▼▼▼
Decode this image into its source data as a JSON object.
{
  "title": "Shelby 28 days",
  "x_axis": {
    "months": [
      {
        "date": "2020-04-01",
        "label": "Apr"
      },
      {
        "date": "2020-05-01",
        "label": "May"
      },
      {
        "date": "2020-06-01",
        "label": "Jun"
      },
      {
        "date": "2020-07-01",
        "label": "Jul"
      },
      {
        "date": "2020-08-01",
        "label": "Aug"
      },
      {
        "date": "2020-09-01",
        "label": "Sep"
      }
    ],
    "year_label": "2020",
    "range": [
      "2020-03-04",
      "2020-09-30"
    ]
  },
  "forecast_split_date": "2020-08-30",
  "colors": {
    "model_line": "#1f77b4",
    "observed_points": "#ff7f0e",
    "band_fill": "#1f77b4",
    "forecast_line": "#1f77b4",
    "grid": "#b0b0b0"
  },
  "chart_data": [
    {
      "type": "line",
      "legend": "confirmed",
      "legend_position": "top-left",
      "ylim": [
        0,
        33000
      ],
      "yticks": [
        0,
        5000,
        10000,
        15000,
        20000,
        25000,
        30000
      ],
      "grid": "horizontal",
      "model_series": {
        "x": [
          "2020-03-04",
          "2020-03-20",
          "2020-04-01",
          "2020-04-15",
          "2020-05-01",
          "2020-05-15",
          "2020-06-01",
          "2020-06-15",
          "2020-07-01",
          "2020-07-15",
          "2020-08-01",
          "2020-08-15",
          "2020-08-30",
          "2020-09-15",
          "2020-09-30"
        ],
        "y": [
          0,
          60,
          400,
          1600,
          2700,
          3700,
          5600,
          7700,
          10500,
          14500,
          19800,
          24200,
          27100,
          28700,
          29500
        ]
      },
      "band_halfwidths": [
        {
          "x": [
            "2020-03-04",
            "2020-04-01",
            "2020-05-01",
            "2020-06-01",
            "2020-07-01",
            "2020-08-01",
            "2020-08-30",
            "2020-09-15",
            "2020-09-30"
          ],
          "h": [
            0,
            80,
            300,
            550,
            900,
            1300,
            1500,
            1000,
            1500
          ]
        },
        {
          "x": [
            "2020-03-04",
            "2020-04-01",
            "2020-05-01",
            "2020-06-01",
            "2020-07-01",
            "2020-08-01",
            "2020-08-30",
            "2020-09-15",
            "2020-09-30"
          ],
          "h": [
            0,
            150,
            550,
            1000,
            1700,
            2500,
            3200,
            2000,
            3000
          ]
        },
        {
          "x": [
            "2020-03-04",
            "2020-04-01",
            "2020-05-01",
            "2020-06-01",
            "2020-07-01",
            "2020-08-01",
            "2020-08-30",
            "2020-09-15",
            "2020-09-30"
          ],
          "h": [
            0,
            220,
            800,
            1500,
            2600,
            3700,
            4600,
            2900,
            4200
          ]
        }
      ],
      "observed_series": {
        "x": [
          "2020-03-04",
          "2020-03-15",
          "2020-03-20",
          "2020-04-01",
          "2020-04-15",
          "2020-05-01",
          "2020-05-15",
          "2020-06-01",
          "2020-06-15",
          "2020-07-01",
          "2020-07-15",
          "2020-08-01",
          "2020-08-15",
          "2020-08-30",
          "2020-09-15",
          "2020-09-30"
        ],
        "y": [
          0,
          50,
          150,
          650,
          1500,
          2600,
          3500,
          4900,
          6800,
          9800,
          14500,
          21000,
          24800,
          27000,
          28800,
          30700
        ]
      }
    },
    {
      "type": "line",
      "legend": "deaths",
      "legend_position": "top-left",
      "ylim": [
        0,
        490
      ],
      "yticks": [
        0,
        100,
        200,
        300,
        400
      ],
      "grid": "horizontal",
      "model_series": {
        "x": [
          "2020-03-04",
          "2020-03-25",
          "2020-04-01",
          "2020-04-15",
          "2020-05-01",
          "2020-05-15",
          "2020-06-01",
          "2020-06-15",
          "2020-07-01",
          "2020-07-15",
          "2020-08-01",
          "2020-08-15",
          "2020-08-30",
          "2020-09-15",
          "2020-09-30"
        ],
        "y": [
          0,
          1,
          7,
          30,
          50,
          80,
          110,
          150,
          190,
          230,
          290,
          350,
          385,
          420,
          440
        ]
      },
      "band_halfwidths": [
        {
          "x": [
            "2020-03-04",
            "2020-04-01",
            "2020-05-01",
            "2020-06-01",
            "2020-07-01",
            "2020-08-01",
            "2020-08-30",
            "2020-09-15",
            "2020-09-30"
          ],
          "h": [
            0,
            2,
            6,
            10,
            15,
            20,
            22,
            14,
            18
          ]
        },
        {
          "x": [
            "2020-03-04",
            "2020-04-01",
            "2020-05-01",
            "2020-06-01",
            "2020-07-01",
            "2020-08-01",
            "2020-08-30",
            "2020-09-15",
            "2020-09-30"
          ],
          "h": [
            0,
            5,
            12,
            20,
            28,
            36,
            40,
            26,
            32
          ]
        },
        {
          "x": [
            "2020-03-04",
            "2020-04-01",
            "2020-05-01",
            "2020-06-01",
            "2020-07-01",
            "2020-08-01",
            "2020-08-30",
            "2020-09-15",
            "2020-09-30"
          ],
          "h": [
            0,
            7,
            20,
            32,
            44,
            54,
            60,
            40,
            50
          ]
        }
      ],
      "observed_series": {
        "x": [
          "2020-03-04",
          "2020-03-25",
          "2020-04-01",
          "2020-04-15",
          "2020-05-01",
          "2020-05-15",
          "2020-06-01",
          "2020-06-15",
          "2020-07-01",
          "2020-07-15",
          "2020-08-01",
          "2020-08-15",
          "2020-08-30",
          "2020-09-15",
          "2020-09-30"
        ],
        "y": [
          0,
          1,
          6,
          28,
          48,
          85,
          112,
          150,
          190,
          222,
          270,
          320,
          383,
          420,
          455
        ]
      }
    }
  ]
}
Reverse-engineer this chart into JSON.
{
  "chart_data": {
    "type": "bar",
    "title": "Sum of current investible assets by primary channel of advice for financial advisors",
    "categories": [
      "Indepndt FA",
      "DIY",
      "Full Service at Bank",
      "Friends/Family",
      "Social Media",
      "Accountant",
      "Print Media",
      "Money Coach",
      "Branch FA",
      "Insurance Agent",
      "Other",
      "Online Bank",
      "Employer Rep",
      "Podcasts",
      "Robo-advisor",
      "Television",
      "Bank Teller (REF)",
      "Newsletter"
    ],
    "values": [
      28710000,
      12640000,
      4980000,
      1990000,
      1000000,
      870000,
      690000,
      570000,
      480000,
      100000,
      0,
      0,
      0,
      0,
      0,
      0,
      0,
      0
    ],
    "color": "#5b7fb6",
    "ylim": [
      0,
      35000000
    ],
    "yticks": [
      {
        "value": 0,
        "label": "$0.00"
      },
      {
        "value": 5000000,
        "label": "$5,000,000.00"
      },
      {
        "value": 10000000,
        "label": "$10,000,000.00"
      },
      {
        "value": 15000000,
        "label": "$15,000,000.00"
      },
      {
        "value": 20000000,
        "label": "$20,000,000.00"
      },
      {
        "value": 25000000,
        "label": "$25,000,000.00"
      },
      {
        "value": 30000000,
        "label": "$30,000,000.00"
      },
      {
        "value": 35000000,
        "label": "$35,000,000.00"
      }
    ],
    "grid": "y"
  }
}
▲▲▲
TASK REQUIREMENTS — Reproduce the material above, every line of it, exactly.

WRITTEN ANSWER —
Decode this image into its source data as a JSON object.
{
  "title": "Shelby 28 days",
  "x_axis": {
    "months": [
      {
        "date": "2020-04-01",
        "label": "Apr"
      },
      {
        "date": "2020-05-01",
        "label": "May"
      },
      {
        "date": "2020-06-01",
        "label": "Jun"
      },
      {
        "date": "2020-07-01",
        "label": "Jul"
      },
      {
        "date": "2020-08-01",
        "label": "Aug"
      },
      {
        "date": "2020-09-01",
        "label": "Sep"
      }
    ],
    "year_label": "2020",
    "range": [
      "2020-03-04",
      "2020-09-30"
    ]
  },
  "forecast_split_date": "2020-08-30",
  "colors": {
    "model_line": "#1f77b4",
    "observed_points": "#ff7f0e",
    "band_fill": "#1f77b4",
    "forecast_line": "#1f77b4",
    "grid": "#b0b0b0"
  },
  "chart_data": [
    {
      "type": "line",
      "legend": "confirmed",
      "legend_position": "top-left",
      "ylim": [
        0,
        33000
      ],
      "yticks": [
        0,
        5000,
        10000,
        15000,
        20000,
        25000,
        30000
      ],
      "grid": "horizontal",
      "model_series": {
        "x": [
          "2020-03-04",
          "2020-03-20",
          "2020-04-01",
          "2020-04-15",
          "2020-05-01",
          "2020-05-15",
          "2020-06-01",
          "2020-06-15",
          "2020-07-01",
          "2020-07-15",
          "2020-08-01",
          "2020-08-15",
          "2020-08-30",
          "2020-09-15",
          "2020-09-30"
        ],
        "y": [
          0,
          60,
          400,
          1600,
          2700,
          3700,
          5600,
          7700,
          10500,
          14500,
          19800,
          24200,
          27100,
          28700,
          29500
        ]
      },
      "band_halfwidths": [
        {
          "x": [
            "2020-03-04",
            "2020-04-01",
            "2020-05-01",
            "2020-06-01",
            "2020-07-01",
            "2020-08-01",
            "2020-08-30",
            "2020-09-15",
            "2020-09-30"
          ],
          "h": [
            0,
            80,
            300,
            550,
            900,
            1300,
            1500,
            1000,
            1500
          ]
        },
        {
          "x": [
            "2020-03-04",
            "2020-04-01",
            "2020-05-01",
            "2020-06-01",
            "2020-07-01",
            "2020-08-01",
            "2020-08-30",
            "2020-09-15",
            "2020-09-30"
          ],
          "h": [
            0,
            150,
            550,
            1000,
            1700,
            2500,
            3200,
            2000,
            3000
          ]
        },
        {
          "x": [
            "2020-03-04",
            "2020-04-01",
            "2020-05-01",
            "2020-06-01",
            "2020-07-01",
            "2020-08-01",
            "2020-08-30",
            "2020-09-15",
            "2020-09-30"
          ],
          "h": [
            0,
            220,
            800,
            1500,
            2600,
            3700,
            4600,
            2900,
            4200
          ]
        }
      ],
      "observed_series": {
        "x": [
          "2020-03-04",
          "2020-03-15",
          "2020-03-20",
          "2020-04-01",
          "2020-04-15",
          "2020-05-01",
          "2020-05-15",
          "2020-06-01",
          "2020-06-15",
          "2020-07-01",
          "2020-07-15",
          "2020-08-01",
          "2020-08-15",
          "2020-08-30",
          "2020-09-15",
          "2020-09-30"
        ],
        "y": [
          0,
          50,
          150,
          650,
          1500,
          2600,
          3500,
          4900,
          6800,
          9800,
          14500,
          21000,
          24800,
          27000,
          28800,
          30700
        ]
      }
    },
    {
      "type": "line",
      "legend": "deaths",
      "legend_position": "top-left",
      "ylim": [
        0,
        490
      ],
      "yticks": [
        0,
        100,
        200,
        300,
        400
      ],
      "grid": "horizontal",
      "model_series": {
        "x": [
          "2020-03-04",
          "2020-03-25",
          "2020-04-01",
          "2020-04-15",
          "2020-05-01",
          "2020-05-15",
          "2020-06-01",
          "2020-06-15",
          "2020-07-01",
          "2020-07-15",
          "2020-08-01",
          "2020-08-15",
          "2020-08-30",
          "2020-09-15",
          "2020-09-30"
        ],
        "y": [
          0,
          1,
          7,
          30,
          50,
          80,
          110,
          150,
          190,
          230,
          290,
          350,
          385,
          420,
          440
        ]
      },
      "band_halfwidths": [
        {
          "x": [
            "2020-03-04",
            "2020-04-01",
            "2020-05-01",
            "2020-06-01",
            "2020-07-01",
            "2020-08-01",
            "2020-08-30",
            "2020-09-15",
            "2020-09-30"
          ],
          "h": [
            0,
            2,
            6,
            10,
            15,
            20,
            22,
            14,
            18
          ]
        },
        {
          "x": [
            "2020-03-04",
            "2020-04-01",
            "2020-05-01",
            "2020-06-01",
            "2020-07-01",
            "2020-08-01",
            "2020-08-30",
            "2020-09-15",
            "2020-09-30"
          ],
          "h": [
            0,
            5,
            12,
            20,
            28,
            36,
            40,
            26,
            32
          ]
        },
        {
          "x": [
            "2020-03-04",
            "2020-04-01",
            "2020-05-01",
            "2020-06-01",
            "2020-07-01",
            "2020-08-01",
            "2020-08-30",
            "2020-09-15",
            "2020-09-30"
          ],
          "h": [
            0,
            7,
            20,
            32,
            44,
            54,
            60,
            40,
            50
          ]
        }
      ],
      "observed_series": {
        "x": [
          "2020-03-04",
          "2020-03-25",
          "2020-04-01",
          "2020-04-15",
          "2020-05-01",
          "2020-05-15",
          "2020-06-01",
          "2020-06-15",
          "2020-07-01",
          "2020-07-15",
          "2020-08-01",
          "2020-08-15",
          "2020-08-30",
          "2020-09-15",
          "2020-09-30"
        ],
        "y": [
          0,
          1,
          6,
          28,
          48,
          85,
          112,
          150,
          190,
          222,
          270,
          320,
          383,
          420,
          455
        ]
      }
    }
  ]
}
Reverse-engineer this chart into JSON.
{
  "chart_data": {
    "type": "bar",
    "title": "Sum of current investible assets by primary channel of advice for financial advisors",
    "categories": [
      "Indepndt FA",
      "DIY",
      "Full Service at Bank",
      "Friends/Family",
      "Social Media",
      "Accountant",
      "Print Media",
      "Money Coach",
      "Branch FA",
      "Insurance Agent",
      "Other",
      "Online Bank",
      "Employer Rep",
      "Podcasts",
      "Robo-advisor",
      "Television",
      "Bank Teller (REF)",
      "Newsletter"
    ],
    "values": [
      28710000,
      12640000,
      4980000,
      1990000,
      1000000,
      870000,
      690000,
      570000,
      480000,
      100000,
      0,
      0,
      0,
      0,
      0,
      0,
      0,
      0
    ],
    "color": "#5b7fb6",
    "ylim": [
      0,
      35000000
    ],
    "yticks": [
      {
        "value": 0,
        "label": "$0.00"
      },
      {
        "value": 5000000,
        "label": "$5,000,000.00"
      },
      {
        "value": 10000000,
        "label": "$10,000,000.00"
      },
      {
        "value": 15000000,
        "label": "$15,000,000.00"
      },
      {
        "value": 20000000,
        "label": "$20,000,000.00"
      },
      {
        "value": 25000000,
        "label": "$25,000,000.00"
      },
      {
        "value": 30000000,
        "label": "$30,000,000.00"
      },
      {
        "value": 35000000,
        "label": "$35,000,000.00"
      }
    ],
    "grid": "y"
  }
}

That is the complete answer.